Task directions
Output the data that follows exactly, line for line.

(Saved entries)
** Start **

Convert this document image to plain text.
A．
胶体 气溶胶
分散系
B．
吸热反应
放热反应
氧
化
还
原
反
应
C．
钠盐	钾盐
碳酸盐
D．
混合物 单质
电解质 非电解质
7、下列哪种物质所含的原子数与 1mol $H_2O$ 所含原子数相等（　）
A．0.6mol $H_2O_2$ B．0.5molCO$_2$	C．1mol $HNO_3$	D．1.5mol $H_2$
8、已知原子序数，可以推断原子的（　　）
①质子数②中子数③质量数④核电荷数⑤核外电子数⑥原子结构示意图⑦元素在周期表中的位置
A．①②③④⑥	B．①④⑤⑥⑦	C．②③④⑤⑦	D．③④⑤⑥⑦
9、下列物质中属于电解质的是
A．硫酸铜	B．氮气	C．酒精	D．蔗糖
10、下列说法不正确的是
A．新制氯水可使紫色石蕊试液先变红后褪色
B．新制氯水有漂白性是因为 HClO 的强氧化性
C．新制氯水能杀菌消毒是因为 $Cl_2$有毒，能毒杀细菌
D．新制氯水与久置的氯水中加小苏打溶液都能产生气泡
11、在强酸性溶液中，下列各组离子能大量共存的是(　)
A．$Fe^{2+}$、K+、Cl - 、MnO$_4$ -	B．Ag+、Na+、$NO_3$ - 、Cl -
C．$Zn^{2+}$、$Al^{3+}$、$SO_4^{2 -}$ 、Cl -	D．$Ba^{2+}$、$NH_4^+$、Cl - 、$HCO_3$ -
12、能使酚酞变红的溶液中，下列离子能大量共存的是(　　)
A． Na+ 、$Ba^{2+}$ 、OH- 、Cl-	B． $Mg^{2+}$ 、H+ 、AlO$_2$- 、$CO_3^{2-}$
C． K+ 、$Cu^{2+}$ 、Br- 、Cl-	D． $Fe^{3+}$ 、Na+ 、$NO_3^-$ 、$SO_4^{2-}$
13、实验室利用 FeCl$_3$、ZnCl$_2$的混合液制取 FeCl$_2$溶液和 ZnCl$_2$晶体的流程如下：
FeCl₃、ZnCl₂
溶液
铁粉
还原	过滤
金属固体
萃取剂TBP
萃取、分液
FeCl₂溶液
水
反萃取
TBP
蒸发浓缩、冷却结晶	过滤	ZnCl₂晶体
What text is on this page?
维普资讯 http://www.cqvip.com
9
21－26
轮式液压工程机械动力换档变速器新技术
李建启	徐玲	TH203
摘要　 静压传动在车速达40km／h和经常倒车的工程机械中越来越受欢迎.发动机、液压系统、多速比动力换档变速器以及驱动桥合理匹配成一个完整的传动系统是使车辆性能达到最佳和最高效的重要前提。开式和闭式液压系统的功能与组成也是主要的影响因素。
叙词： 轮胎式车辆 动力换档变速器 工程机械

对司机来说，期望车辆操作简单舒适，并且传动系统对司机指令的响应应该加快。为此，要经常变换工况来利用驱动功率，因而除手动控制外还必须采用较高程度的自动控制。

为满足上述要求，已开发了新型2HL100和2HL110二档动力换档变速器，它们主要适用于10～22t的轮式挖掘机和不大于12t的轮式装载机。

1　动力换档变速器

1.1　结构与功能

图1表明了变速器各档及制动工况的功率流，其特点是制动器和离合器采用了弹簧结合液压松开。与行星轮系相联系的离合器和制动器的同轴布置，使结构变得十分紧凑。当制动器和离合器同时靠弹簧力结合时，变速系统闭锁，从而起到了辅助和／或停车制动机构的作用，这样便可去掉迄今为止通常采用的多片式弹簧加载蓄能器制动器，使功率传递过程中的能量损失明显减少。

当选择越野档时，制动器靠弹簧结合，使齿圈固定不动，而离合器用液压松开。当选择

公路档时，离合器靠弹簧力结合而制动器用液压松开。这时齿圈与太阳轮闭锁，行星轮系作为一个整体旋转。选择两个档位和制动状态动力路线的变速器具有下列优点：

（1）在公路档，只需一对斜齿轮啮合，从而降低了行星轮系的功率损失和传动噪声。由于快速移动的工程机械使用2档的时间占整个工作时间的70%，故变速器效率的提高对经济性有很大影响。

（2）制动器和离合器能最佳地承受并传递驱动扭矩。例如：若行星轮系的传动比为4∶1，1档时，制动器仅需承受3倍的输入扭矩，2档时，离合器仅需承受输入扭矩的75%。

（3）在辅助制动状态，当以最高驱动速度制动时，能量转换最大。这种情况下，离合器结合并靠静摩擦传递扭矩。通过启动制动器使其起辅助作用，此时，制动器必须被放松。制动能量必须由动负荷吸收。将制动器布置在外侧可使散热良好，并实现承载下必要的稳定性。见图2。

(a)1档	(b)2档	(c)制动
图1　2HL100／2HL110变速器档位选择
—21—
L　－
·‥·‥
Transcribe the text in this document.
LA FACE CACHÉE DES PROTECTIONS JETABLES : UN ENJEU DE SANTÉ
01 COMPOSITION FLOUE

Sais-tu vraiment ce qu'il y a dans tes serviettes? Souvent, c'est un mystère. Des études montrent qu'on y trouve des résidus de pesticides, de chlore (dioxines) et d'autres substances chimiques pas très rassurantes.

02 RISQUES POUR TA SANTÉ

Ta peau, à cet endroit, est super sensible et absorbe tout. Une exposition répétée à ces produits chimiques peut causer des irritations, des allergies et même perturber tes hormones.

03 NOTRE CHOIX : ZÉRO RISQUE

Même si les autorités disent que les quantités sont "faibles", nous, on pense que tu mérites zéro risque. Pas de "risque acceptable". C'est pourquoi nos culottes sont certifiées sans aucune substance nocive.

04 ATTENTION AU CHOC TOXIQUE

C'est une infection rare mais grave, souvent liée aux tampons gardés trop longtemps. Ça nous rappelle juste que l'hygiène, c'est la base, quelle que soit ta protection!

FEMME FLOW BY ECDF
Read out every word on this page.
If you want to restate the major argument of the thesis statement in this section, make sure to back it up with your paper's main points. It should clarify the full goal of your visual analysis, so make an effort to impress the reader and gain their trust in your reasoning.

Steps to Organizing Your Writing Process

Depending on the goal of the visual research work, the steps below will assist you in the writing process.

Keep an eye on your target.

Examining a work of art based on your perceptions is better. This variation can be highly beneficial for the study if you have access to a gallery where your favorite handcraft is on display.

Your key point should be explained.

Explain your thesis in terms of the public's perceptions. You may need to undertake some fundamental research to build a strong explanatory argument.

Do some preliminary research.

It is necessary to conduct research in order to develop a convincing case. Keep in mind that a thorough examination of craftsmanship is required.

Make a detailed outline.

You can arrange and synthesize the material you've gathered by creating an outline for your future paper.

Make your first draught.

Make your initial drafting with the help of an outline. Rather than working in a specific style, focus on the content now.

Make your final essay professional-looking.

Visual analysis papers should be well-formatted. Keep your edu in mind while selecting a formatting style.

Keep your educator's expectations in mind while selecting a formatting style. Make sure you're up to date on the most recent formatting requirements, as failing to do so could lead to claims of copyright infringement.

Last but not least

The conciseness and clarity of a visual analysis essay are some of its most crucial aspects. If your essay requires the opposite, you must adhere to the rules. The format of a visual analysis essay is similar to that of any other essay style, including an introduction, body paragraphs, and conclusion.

** End **

Finished task
Convert this document image to plain text.
A．
胶体 气溶胶
分散系
B．
吸热反应
放热反应
氧
化
还
原
反
应
C．
钠盐	钾盐
碳酸盐
D．
混合物 单质
电解质 非电解质
7、下列哪种物质所含的原子数与 1mol $H_2O$ 所含原子数相等（　）
A．0.6mol $H_2O_2$ B．0.5molCO$_2$	C．1mol $HNO_3$	D．1.5mol $H_2$
8、已知原子序数，可以推断原子的（　　）
①质子数②中子数③质量数④核电荷数⑤核外电子数⑥原子结构示意图⑦元素在周期表中的位置
A．①②③④⑥	B．①④⑤⑥⑦	C．②③④⑤⑦	D．③④⑤⑥⑦
9、下列物质中属于电解质的是
A．硫酸铜	B．氮气	C．酒精	D．蔗糖
10、下列说法不正确的是
A．新制氯水可使紫色石蕊试液先变红后褪色
B．新制氯水有漂白性是因为 HClO 的强氧化性
C．新制氯水能杀菌消毒是因为 $Cl_2$有毒，能毒杀细菌
D．新制氯水与久置的氯水中加小苏打溶液都能产生气泡
11、在强酸性溶液中，下列各组离子能大量共存的是(　)
A．$Fe^{2+}$、K+、Cl - 、MnO$_4$ -	B．Ag+、Na+、$NO_3$ - 、Cl -
C．$Zn^{2+}$、$Al^{3+}$、$SO_4^{2 -}$ 、Cl -	D．$Ba^{2+}$、$NH_4^+$、Cl - 、$HCO_3$ -
12、能使酚酞变红的溶液中，下列离子能大量共存的是(　　)
A． Na+ 、$Ba^{2+}$ 、OH- 、Cl-	B． $Mg^{2+}$ 、H+ 、AlO$_2$- 、$CO_3^{2-}$
C． K+ 、$Cu^{2+}$ 、Br- 、Cl-	D． $Fe^{3+}$ 、Na+ 、$NO_3^-$ 、$SO_4^{2-}$
13、实验室利用 FeCl$_3$、ZnCl$_2$的混合液制取 FeCl$_2$溶液和 ZnCl$_2$晶体的流程如下：
FeCl₃、ZnCl₂
溶液
铁粉
还原	过滤
金属固体
萃取剂TBP
萃取、分液
FeCl₂溶液
水
反萃取
TBP
蒸发浓缩、冷却结晶	过滤	ZnCl₂晶体
What text is on this page?
维普资讯 http://www.cqvip.com
9
21－26
轮式液压工程机械动力换档变速器新技术
李建启	徐玲	TH203
摘要　 静压传动在车速达40km／h和经常倒车的工程机械中越来越受欢迎.发动机、液压系统、多速比动力换档变速器以及驱动桥合理匹配成一个完整的传动系统是使车辆性能达到最佳和最高效的重要前提。开式和闭式液压系统的功能与组成也是主要的影响因素。
叙词： 轮胎式车辆 动力换档变速器 工程机械

对司机来说，期望车辆操作简单舒适，并且传动系统对司机指令的响应应该加快。为此，要经常变换工况来利用驱动功率，因而除手动控制外还必须采用较高程度的自动控制。

为满足上述要求，已开发了新型2HL100和2HL110二档动力换档变速器，它们主要适用于10～22t的轮式挖掘机和不大于12t的轮式装载机。

1　动力换档变速器

1.1　结构与功能

图1表明了变速器各档及制动工况的功率流，其特点是制动器和离合器采用了弹簧结合液压松开。与行星轮系相联系的离合器和制动器的同轴布置，使结构变得十分紧凑。当制动器和离合器同时靠弹簧力结合时，变速系统闭锁，从而起到了辅助和／或停车制动机构的作用，这样便可去掉迄今为止通常采用的多片式弹簧加载蓄能器制动器，使功率传递过程中的能量损失明显减少。

当选择越野档时，制动器靠弹簧结合，使齿圈固定不动，而离合器用液压松开。当选择

公路档时，离合器靠弹簧力结合而制动器用液压松开。这时齿圈与太阳轮闭锁，行星轮系作为一个整体旋转。选择两个档位和制动状态动力路线的变速器具有下列优点：

（1）在公路档，只需一对斜齿轮啮合，从而降低了行星轮系的功率损失和传动噪声。由于快速移动的工程机械使用2档的时间占整个工作时间的70%，故变速器效率的提高对经济性有很大影响。

（2）制动器和离合器能最佳地承受并传递驱动扭矩。例如：若行星轮系的传动比为4∶1，1档时，制动器仅需承受3倍的输入扭矩，2档时，离合器仅需承受输入扭矩的75%。

（3）在辅助制动状态，当以最高驱动速度制动时，能量转换最大。这种情况下，离合器结合并靠静摩擦传递扭矩。通过启动制动器使其起辅助作用，此时，制动器必须被放松。制动能量必须由动负荷吸收。将制动器布置在外侧可使散热良好，并实现承载下必要的稳定性。见图2。

(a)1档	(b)2档	(c)制动
图1　2HL100／2HL110变速器档位选择
—21—
L　－
·‥·‥
Transcribe the text in this document.
LA FACE CACHÉE DES PROTECTIONS JETABLES : UN ENJEU DE SANTÉ
01 COMPOSITION FLOUE

Sais-tu vraiment ce qu'il y a dans tes serviettes? Souvent, c'est un mystère. Des études montrent qu'on y trouve des résidus de pesticides, de chlore (dioxines) et d'autres substances chimiques pas très rassurantes.

02 RISQUES POUR TA SANTÉ

Ta peau, à cet endroit, est super sensible et absorbe tout. Une exposition répétée à ces produits chimiques peut causer des irritations, des allergies et même perturber tes hormones.

03 NOTRE CHOIX : ZÉRO RISQUE

Même si les autorités disent que les quantités sont "faibles", nous, on pense que tu mérites zéro risque. Pas de "risque acceptable". C'est pourquoi nos culottes sont certifiées sans aucune substance nocive.

04 ATTENTION AU CHOC TOXIQUE

C'est une infection rare mais grave, souvent liée aux tampons gardés trop longtemps. Ça nous rappelle juste que l'hygiène, c'est la base, quelle que soit ta protection!

FEMME FLOW BY ECDF
Read out every word on this page.
If you want to restate the major argument of the thesis statement in this section, make sure to back it up with your paper's main points. It should clarify the full goal of your visual analysis, so make an effort to impress the reader and gain their trust in your reasoning.

Steps to Organizing Your Writing Process

Depending on the goal of the visual research work, the steps below will assist you in the writing process.

Keep an eye on your target.

Examining a work of art based on your perceptions is better. This variation can be highly beneficial for the study if you have access to a gallery where your favorite handcraft is on display.

Your key point should be explained.

Explain your thesis in terms of the public's perceptions. You may need to undertake some fundamental research to build a strong explanatory argument.

Do some preliminary research.

It is necessary to conduct research in order to develop a convincing case. Keep in mind that a thorough examination of craftsmanship is required.

Make a detailed outline.

You can arrange and synthesize the material you've gathered by creating an outline for your future paper.

Make your first draught.

Make your initial drafting with the help of an outline. Rather than working in a specific style, focus on the content now.

Make your final essay professional-looking.

Visual analysis papers should be well-formatted. Keep your edu in mind while selecting a formatting style.

Keep your educator's expectations in mind while selecting a formatting style. Make sure you're up to date on the most recent formatting requirements, as failing to do so could lead to claims of copyright infringement.

Last but not least

The conciseness and clarity of a visual analysis essay are some of its most crucial aspects. If your essay requires the opposite, you must adhere to the rules. The format of a visual analysis essay is similar to that of any other essay style, including an introduction, body paragraphs, and conclusion.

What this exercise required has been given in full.